#### TASK REQUIREMENTS
Write out each line exactly as given. Leave the pictures out of your copy.

Records contained in a dataset
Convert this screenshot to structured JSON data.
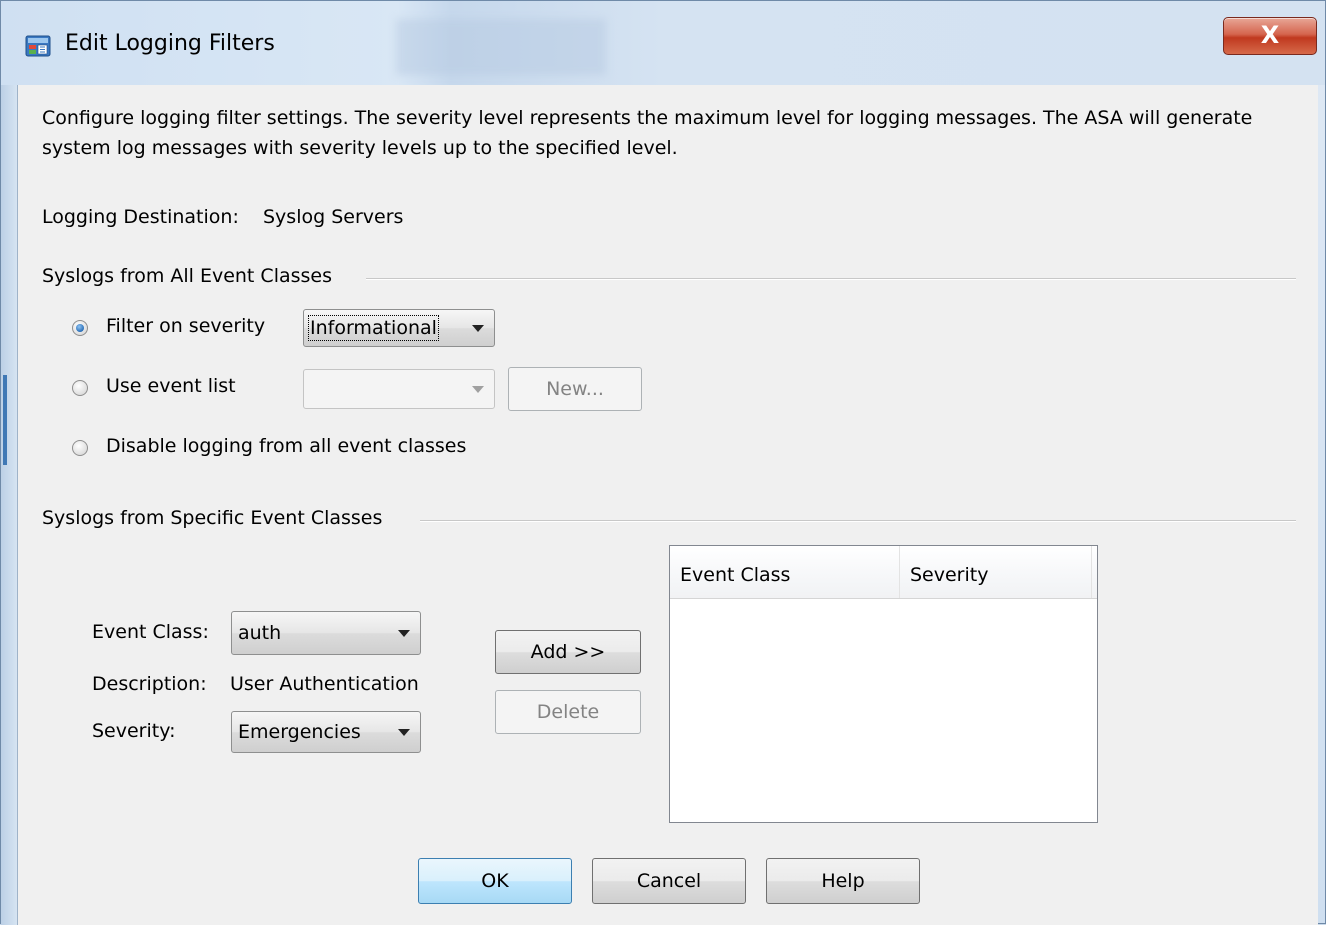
{
  "window": {
    "title": "Edit Logging Filters",
    "close_glyph": "X",
    "icon": "logging-filters-app-icon"
  },
  "intro_text": "Configure logging filter settings. The severity level represents the maximum level for logging messages. The ASA will generate system log messages with severity levels up to the specified level.",
  "destination": {
    "label": "Logging Destination:",
    "value": "Syslog Servers"
  },
  "all_events": {
    "group_title": "Syslogs from All Event Classes",
    "filter_on_severity_label": "Filter on severity",
    "filter_on_severity_checked": true,
    "severity_value": "Informational",
    "use_event_list_label": "Use event list",
    "event_list_value": "",
    "new_button": "New...",
    "disable_label": "Disable logging from all event classes"
  },
  "specific_events": {
    "group_title": "Syslogs from Specific Event Classes",
    "event_class_label": "Event Class:",
    "event_class_value": "auth",
    "description_label": "Description:",
    "description_value": "User Authentication",
    "severity_label": "Severity:",
    "severity_value": "Emergencies",
    "add_button": "Add >>",
    "delete_button": "Delete",
    "table": {
      "columns": [
        "Event Class",
        "Severity"
      ],
      "rows": []
    }
  },
  "footer": {
    "ok": "OK",
    "cancel": "Cancel",
    "help": "Help"
  }
}
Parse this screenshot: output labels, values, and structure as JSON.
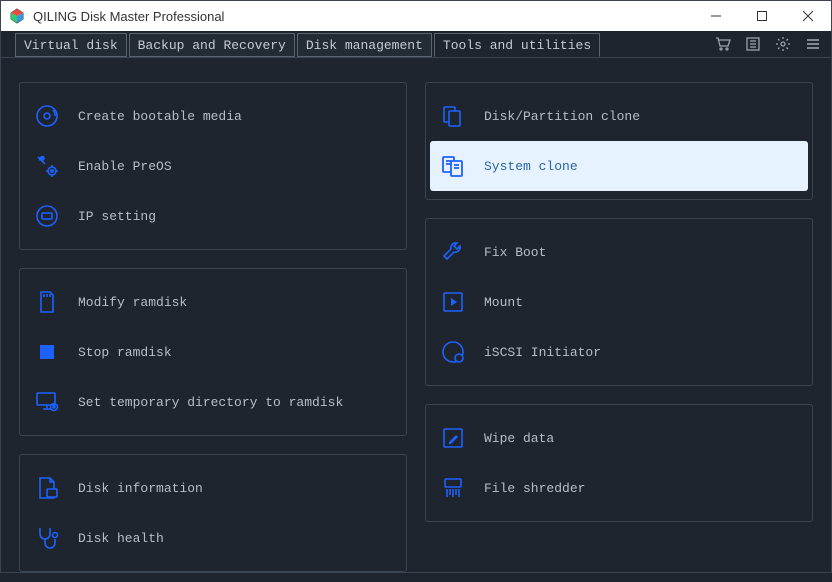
{
  "window": {
    "title": "QILING Disk Master Professional"
  },
  "tabs": {
    "virtual_disk": "Virtual disk",
    "backup_recovery": "Backup and Recovery",
    "disk_management": "Disk management",
    "tools_utilities": "Tools and utilities"
  },
  "left": {
    "panel1": {
      "create_bootable": "Create bootable media",
      "enable_preos": "Enable PreOS",
      "ip_setting": "IP setting"
    },
    "panel2": {
      "modify_ramdisk": "Modify ramdisk",
      "stop_ramdisk": "Stop ramdisk",
      "set_temp_dir": "Set temporary directory to ramdisk"
    },
    "panel3": {
      "disk_info": "Disk information",
      "disk_health": "Disk health"
    }
  },
  "right": {
    "panel1": {
      "partition_clone": "Disk/Partition clone",
      "system_clone": "System clone"
    },
    "panel2": {
      "fix_boot": "Fix Boot",
      "mount": "Mount",
      "iscsi": "iSCSI Initiator"
    },
    "panel3": {
      "wipe_data": "Wipe data",
      "file_shredder": "File shredder"
    }
  },
  "colors": {
    "icon_blue": "#1d62ff",
    "selected_bg": "#e6f2ff",
    "selected_text": "#2a66a2"
  }
}
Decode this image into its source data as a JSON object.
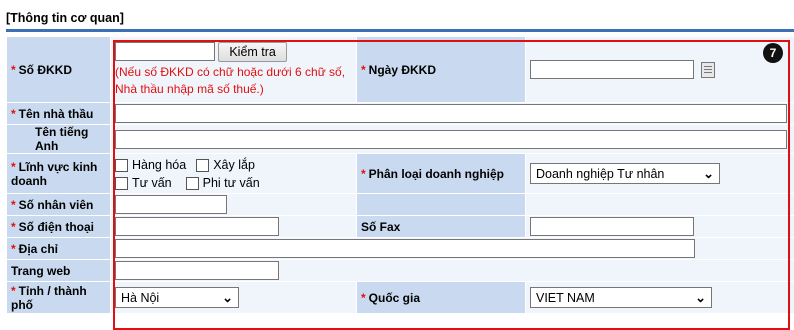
{
  "section": {
    "title": "[Thông tin cơ quan]"
  },
  "step_badge": "7",
  "fields": {
    "so_dkkd": {
      "label": "Số ĐKKD",
      "value": "",
      "check_button": "Kiểm tra",
      "note": "(Nếu số ĐKKD có chữ hoặc dưới 6 chữ số, Nhà thầu nhập mã số thuế.)"
    },
    "ngay_dkkd": {
      "label": "Ngày ĐKKD",
      "value": ""
    },
    "ten_nha_thau": {
      "label": "Tên nhà thầu",
      "value": ""
    },
    "ten_tieng_anh": {
      "label": "Tên tiếng Anh",
      "value": ""
    },
    "linh_vuc": {
      "label": "Lĩnh vực kinh doanh",
      "options": [
        "Hàng hóa",
        "Xây lắp",
        "Tư vấn",
        "Phi tư vấn"
      ],
      "checked": [
        false,
        false,
        false,
        false
      ]
    },
    "phan_loai": {
      "label": "Phân loại doanh nghiệp",
      "selected": "Doanh nghiệp Tư nhân"
    },
    "so_nhan_vien": {
      "label": "Số nhân viên",
      "value": ""
    },
    "so_dien_thoai": {
      "label": "Số điện thoại",
      "value": ""
    },
    "so_fax": {
      "label": "Số Fax",
      "value": ""
    },
    "dia_chi": {
      "label": "Địa chỉ",
      "value": ""
    },
    "trang_web": {
      "label": "Trang web",
      "value": ""
    },
    "tinh_thanh_pho": {
      "label": "Tỉnh / thành phố",
      "selected": "Hà Nội"
    },
    "quoc_gia": {
      "label": "Quốc gia",
      "selected": "VIET NAM"
    }
  },
  "required_marker": "*",
  "icons": {
    "calendar": "calendar-icon",
    "dropdown": "chevron-down-icon"
  },
  "colors": {
    "label_bg": "#c9daf0",
    "value_bg": "#f0f5fc",
    "required": "#e01010",
    "highlight_border": "#e01010",
    "rule": "#3b6fb6"
  }
}
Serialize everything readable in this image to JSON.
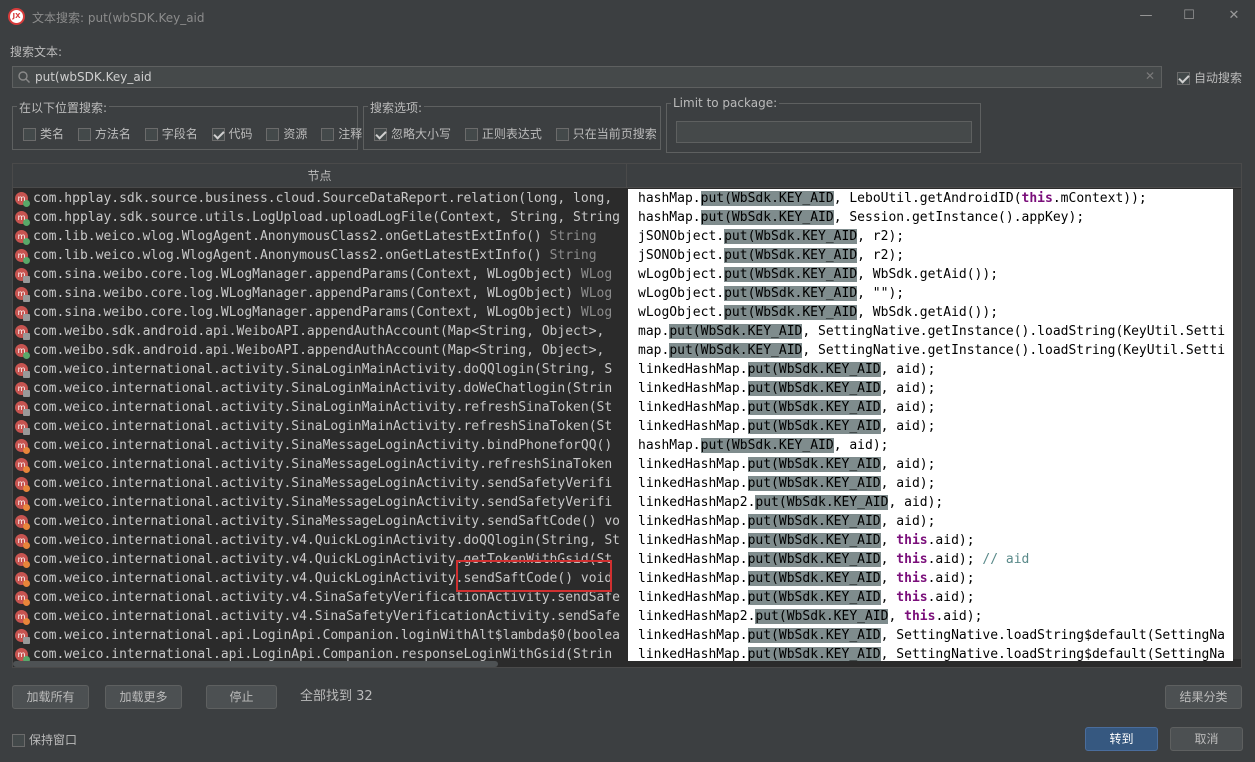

#### RESPONSE FOR THIS EXERCISE
Convert this screenshot to structured JSON data.
{
  "window": {
    "title": "Edit Logging Filters",
    "close_glyph": "X",
    "icon": "logging-filters-app-icon"
  },
  "intro_text": "Configure logging filter settings. The severity level represents the maximum level for logging messages. The ASA will generate system log messages with severity levels up to the specified level.",
  "destination": {
    "label": "Logging Destination:",
    "value": "Syslog Servers"
  },
  "all_events": {
    "group_title": "Syslogs from All Event Classes",
    "filter_on_severity_label": "Filter on severity",
    "filter_on_severity_checked": true,
    "severity_value": "Informational",
    "use_event_list_label": "Use event list",
    "event_list_value": "",
    "new_button": "New...",
    "disable_label": "Disable logging from all event classes"
  },
  "specific_events": {
    "group_title": "Syslogs from Specific Event Classes",
    "event_class_label": "Event Class:",
    "event_class_value": "auth",
    "description_label": "Description:",
    "description_value": "User Authentication",
    "severity_label": "Severity:",
    "severity_value": "Emergencies",
    "add_button": "Add >>",
    "delete_button": "Delete",
    "table": {
      "columns": [
        "Event Class",
        "Severity"
      ],
      "rows": []
    }
  },
  "footer": {
    "ok": "OK",
    "cancel": "Cancel",
    "help": "Help"
  }
}
Parse this screenshot: output labels, values, and structure as JSON.
{
  "window": {
    "title": "QILING Disk Master Professional"
  },
  "tabs": {
    "virtual_disk": "Virtual disk",
    "backup_recovery": "Backup and Recovery",
    "disk_management": "Disk management",
    "tools_utilities": "Tools and utilities"
  },
  "left": {
    "panel1": {
      "create_bootable": "Create bootable media",
      "enable_preos": "Enable PreOS",
      "ip_setting": "IP setting"
    },
    "panel2": {
      "modify_ramdisk": "Modify ramdisk",
      "stop_ramdisk": "Stop ramdisk",
      "set_temp_dir": "Set temporary directory to ramdisk"
    },
    "panel3": {
      "disk_info": "Disk information",
      "disk_health": "Disk health"
    }
  },
  "right": {
    "panel1": {
      "partition_clone": "Disk/Partition clone",
      "system_clone": "System clone"
    },
    "panel2": {
      "fix_boot": "Fix Boot",
      "mount": "Mount",
      "iscsi": "iSCSI Initiator"
    },
    "panel3": {
      "wipe_data": "Wipe data",
      "file_shredder": "File shredder"
    }
  },
  "colors": {
    "icon_blue": "#1d62ff",
    "selected_bg": "#e6f2ff",
    "selected_text": "#2a66a2"
  }
}
Decode this image into its source data as a JSON object.
{
  "section": {
    "title": "[Thông tin cơ quan]"
  },
  "step_badge": "7",
  "fields": {
    "so_dkkd": {
      "label": "Số ĐKKD",
      "value": "",
      "check_button": "Kiểm tra",
      "note": "(Nếu số ĐKKD có chữ hoặc dưới 6 chữ số, Nhà thầu nhập mã số thuế.)"
    },
    "ngay_dkkd": {
      "label": "Ngày ĐKKD",
      "value": ""
    },
    "ten_nha_thau": {
      "label": "Tên nhà thầu",
      "value": ""
    },
    "ten_tieng_anh": {
      "label": "Tên tiếng Anh",
      "value": ""
    },
    "linh_vuc": {
      "label": "Lĩnh vực kinh doanh",
      "options": [
        "Hàng hóa",
        "Xây lắp",
        "Tư vấn",
        "Phi tư vấn"
      ],
      "checked": [
        false,
        false,
        false,
        false
      ]
    },
    "phan_loai": {
      "label": "Phân loại doanh nghiệp",
      "selected": "Doanh nghiệp Tư nhân"
    },
    "so_nhan_vien": {
      "label": "Số nhân viên",
      "value": ""
    },
    "so_dien_thoai": {
      "label": "Số điện thoại",
      "value": ""
    },
    "so_fax": {
      "label": "Số Fax",
      "value": ""
    },
    "dia_chi": {
      "label": "Địa chỉ",
      "value": ""
    },
    "trang_web": {
      "label": "Trang web",
      "value": ""
    },
    "tinh_thanh_pho": {
      "label": "Tỉnh / thành phố",
      "selected": "Hà Nội"
    },
    "quoc_gia": {
      "label": "Quốc gia",
      "selected": "VIET NAM"
    }
  },
  "required_marker": "*",
  "icons": {
    "calendar": "calendar-icon",
    "dropdown": "chevron-down-icon"
  },
  "colors": {
    "label_bg": "#c9daf0",
    "value_bg": "#f0f5fc",
    "required": "#e01010",
    "highlight_border": "#e01010",
    "rule": "#3b6fb6"
  }
}
Serialize everything readable in this image to JSON.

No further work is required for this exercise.